TASK STATEMENT
Write out every entry exactly as it stands.

AVAILABLE DATA
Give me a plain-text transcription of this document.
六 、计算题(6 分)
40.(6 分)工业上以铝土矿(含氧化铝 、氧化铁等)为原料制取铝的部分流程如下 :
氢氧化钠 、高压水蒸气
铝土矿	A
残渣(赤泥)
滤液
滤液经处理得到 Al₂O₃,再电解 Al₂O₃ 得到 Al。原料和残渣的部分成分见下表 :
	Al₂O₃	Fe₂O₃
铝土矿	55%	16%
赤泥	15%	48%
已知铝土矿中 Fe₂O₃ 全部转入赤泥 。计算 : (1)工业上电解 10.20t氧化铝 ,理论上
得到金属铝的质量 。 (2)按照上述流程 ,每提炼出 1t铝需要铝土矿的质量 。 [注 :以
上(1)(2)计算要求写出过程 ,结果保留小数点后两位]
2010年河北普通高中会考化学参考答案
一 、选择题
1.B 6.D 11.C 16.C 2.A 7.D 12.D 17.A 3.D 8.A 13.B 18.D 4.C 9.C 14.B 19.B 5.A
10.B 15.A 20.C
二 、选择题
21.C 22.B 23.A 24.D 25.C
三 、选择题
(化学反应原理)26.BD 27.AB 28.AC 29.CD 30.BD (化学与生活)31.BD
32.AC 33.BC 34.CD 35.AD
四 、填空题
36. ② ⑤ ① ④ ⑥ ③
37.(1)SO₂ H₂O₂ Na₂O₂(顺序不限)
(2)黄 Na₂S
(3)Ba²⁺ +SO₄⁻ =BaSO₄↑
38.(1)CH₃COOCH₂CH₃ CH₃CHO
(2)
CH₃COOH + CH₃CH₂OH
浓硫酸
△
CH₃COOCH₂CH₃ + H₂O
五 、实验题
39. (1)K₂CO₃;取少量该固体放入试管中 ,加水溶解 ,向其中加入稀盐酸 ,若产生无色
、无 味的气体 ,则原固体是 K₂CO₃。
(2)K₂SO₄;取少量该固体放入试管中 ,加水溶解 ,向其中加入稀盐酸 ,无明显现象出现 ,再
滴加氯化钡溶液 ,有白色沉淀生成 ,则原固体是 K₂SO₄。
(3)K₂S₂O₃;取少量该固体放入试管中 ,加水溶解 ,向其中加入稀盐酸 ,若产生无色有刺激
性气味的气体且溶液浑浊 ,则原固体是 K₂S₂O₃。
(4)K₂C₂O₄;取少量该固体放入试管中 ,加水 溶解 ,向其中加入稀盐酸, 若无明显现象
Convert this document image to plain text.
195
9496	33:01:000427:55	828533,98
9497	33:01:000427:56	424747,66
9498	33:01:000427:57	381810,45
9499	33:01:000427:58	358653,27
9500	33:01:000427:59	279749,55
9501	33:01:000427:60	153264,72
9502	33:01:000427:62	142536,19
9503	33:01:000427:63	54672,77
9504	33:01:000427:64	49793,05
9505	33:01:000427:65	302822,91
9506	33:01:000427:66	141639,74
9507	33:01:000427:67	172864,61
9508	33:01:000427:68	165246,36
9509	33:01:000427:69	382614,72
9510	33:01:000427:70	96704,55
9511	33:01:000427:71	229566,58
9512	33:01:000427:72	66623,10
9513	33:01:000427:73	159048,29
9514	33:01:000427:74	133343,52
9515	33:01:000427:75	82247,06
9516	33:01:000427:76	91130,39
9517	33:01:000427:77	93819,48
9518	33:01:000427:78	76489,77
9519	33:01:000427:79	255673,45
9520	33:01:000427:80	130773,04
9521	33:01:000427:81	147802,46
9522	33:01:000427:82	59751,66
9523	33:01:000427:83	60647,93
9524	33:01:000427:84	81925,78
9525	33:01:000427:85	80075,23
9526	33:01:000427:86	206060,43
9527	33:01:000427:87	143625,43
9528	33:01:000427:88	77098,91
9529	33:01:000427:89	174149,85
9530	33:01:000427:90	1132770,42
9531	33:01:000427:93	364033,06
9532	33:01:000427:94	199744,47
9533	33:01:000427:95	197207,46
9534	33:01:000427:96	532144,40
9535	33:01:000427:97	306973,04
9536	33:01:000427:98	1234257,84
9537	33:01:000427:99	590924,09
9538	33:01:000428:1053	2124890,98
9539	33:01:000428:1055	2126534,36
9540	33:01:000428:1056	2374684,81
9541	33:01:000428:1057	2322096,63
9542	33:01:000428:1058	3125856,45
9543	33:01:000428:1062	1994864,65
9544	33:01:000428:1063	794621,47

FINAL RESULT
Give me a plain-text transcription of this document.
六 、计算题(6 分)
40.(6 分)工业上以铝土矿(含氧化铝 、氧化铁等)为原料制取铝的部分流程如下 :
氢氧化钠 、高压水蒸气
铝土矿	A
残渣(赤泥)
滤液
滤液经处理得到 Al₂O₃,再电解 Al₂O₃ 得到 Al。原料和残渣的部分成分见下表 :
	Al₂O₃	Fe₂O₃
铝土矿	55%	16%
赤泥	15%	48%
已知铝土矿中 Fe₂O₃ 全部转入赤泥 。计算 : (1)工业上电解 10.20t氧化铝 ,理论上
得到金属铝的质量 。 (2)按照上述流程 ,每提炼出 1t铝需要铝土矿的质量 。 [注 :以
上(1)(2)计算要求写出过程 ,结果保留小数点后两位]
2010年河北普通高中会考化学参考答案
一 、选择题
1.B 6.D 11.C 16.C 2.A 7.D 12.D 17.A 3.D 8.A 13.B 18.D 4.C 9.C 14.B 19.B 5.A
10.B 15.A 20.C
二 、选择题
21.C 22.B 23.A 24.D 25.C
三 、选择题
(化学反应原理)26.BD 27.AB 28.AC 29.CD 30.BD (化学与生活)31.BD
32.AC 33.BC 34.CD 35.AD
四 、填空题
36. ② ⑤ ① ④ ⑥ ③
37.(1)SO₂ H₂O₂ Na₂O₂(顺序不限)
(2)黄 Na₂S
(3)Ba²⁺ +SO₄⁻ =BaSO₄↑
38.(1)CH₃COOCH₂CH₃ CH₃CHO
(2)
CH₃COOH + CH₃CH₂OH
浓硫酸
△
CH₃COOCH₂CH₃ + H₂O
五 、实验题
39. (1)K₂CO₃;取少量该固体放入试管中 ,加水溶解 ,向其中加入稀盐酸 ,若产生无色
、无 味的气体 ,则原固体是 K₂CO₃。
(2)K₂SO₄;取少量该固体放入试管中 ,加水溶解 ,向其中加入稀盐酸 ,无明显现象出现 ,再
滴加氯化钡溶液 ,有白色沉淀生成 ,则原固体是 K₂SO₄。
(3)K₂S₂O₃;取少量该固体放入试管中 ,加水溶解 ,向其中加入稀盐酸 ,若产生无色有刺激
性气味的气体且溶液浑浊 ,则原固体是 K₂S₂O₃。
(4)K₂C₂O₄;取少量该固体放入试管中 ,加水 溶解 ,向其中加入稀盐酸, 若无明显现象
Convert this document image to plain text.
195
9496	33:01:000427:55	828533,98
9497	33:01:000427:56	424747,66
9498	33:01:000427:57	381810,45
9499	33:01:000427:58	358653,27
9500	33:01:000427:59	279749,55
9501	33:01:000427:60	153264,72
9502	33:01:000427:62	142536,19
9503	33:01:000427:63	54672,77
9504	33:01:000427:64	49793,05
9505	33:01:000427:65	302822,91
9506	33:01:000427:66	141639,74
9507	33:01:000427:67	172864,61
9508	33:01:000427:68	165246,36
9509	33:01:000427:69	382614,72
9510	33:01:000427:70	96704,55
9511	33:01:000427:71	229566,58
9512	33:01:000427:72	66623,10
9513	33:01:000427:73	159048,29
9514	33:01:000427:74	133343,52
9515	33:01:000427:75	82247,06
9516	33:01:000427:76	91130,39
9517	33:01:000427:77	93819,48
9518	33:01:000427:78	76489,77
9519	33:01:000427:79	255673,45
9520	33:01:000427:80	130773,04
9521	33:01:000427:81	147802,46
9522	33:01:000427:82	59751,66
9523	33:01:000427:83	60647,93
9524	33:01:000427:84	81925,78
9525	33:01:000427:85	80075,23
9526	33:01:000427:86	206060,43
9527	33:01:000427:87	143625,43
9528	33:01:000427:88	77098,91
9529	33:01:000427:89	174149,85
9530	33:01:000427:90	1132770,42
9531	33:01:000427:93	364033,06
9532	33:01:000427:94	199744,47
9533	33:01:000427:95	197207,46
9534	33:01:000427:96	532144,40
9535	33:01:000427:97	306973,04
9536	33:01:000427:98	1234257,84
9537	33:01:000427:99	590924,09
9538	33:01:000428:1053	2124890,98
9539	33:01:000428:1055	2126534,36
9540	33:01:000428:1056	2374684,81
9541	33:01:000428:1057	2322096,63
9542	33:01:000428:1058	3125856,45
9543	33:01:000428:1062	1994864,65
9544	33:01:000428:1063	794621,47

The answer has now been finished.